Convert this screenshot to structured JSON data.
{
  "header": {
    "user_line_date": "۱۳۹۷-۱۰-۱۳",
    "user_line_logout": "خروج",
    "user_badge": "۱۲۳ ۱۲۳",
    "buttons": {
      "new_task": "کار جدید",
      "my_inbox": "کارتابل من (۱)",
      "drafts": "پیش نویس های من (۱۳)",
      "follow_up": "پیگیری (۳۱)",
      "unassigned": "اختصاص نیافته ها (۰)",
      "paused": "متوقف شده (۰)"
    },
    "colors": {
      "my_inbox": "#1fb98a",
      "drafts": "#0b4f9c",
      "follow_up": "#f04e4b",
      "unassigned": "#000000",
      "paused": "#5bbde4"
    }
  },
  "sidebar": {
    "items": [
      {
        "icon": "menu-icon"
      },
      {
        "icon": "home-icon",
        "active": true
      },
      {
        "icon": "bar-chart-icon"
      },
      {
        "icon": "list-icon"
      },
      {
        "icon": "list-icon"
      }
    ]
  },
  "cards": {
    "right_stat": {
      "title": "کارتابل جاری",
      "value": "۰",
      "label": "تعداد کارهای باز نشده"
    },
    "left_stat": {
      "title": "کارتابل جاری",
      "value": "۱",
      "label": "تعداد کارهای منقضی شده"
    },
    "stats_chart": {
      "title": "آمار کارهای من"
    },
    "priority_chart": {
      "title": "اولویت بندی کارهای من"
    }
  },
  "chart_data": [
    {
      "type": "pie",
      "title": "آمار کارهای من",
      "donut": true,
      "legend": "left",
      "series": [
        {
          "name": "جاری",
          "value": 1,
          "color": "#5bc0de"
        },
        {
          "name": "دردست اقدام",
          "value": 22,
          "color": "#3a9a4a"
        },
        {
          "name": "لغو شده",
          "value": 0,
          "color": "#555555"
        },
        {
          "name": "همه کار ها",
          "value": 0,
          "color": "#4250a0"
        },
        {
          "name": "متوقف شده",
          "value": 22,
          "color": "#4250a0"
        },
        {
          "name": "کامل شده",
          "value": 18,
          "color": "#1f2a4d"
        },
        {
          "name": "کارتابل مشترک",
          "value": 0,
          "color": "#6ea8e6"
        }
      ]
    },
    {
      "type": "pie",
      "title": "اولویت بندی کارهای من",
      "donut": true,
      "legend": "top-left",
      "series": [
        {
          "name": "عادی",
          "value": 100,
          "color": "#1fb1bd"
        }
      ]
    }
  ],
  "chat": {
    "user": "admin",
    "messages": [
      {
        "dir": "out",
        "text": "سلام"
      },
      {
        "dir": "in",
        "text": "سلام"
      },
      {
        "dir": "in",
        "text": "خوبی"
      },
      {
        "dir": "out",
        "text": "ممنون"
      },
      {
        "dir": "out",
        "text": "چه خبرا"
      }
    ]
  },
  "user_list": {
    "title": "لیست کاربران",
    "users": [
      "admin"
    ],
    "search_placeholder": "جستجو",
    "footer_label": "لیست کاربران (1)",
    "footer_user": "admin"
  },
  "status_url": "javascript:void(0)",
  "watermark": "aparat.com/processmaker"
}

• _EXERCISE TASK_:
In the entries above, find each line with the word "کارتابل" and show it.

• _CORRECT RESULT_:
      "my_inbox": "کارتابل من (۱)",
      "title": "کارتابل جاری",
      "title": "کارتابل جاری",
          "name": "کارتابل مشترک",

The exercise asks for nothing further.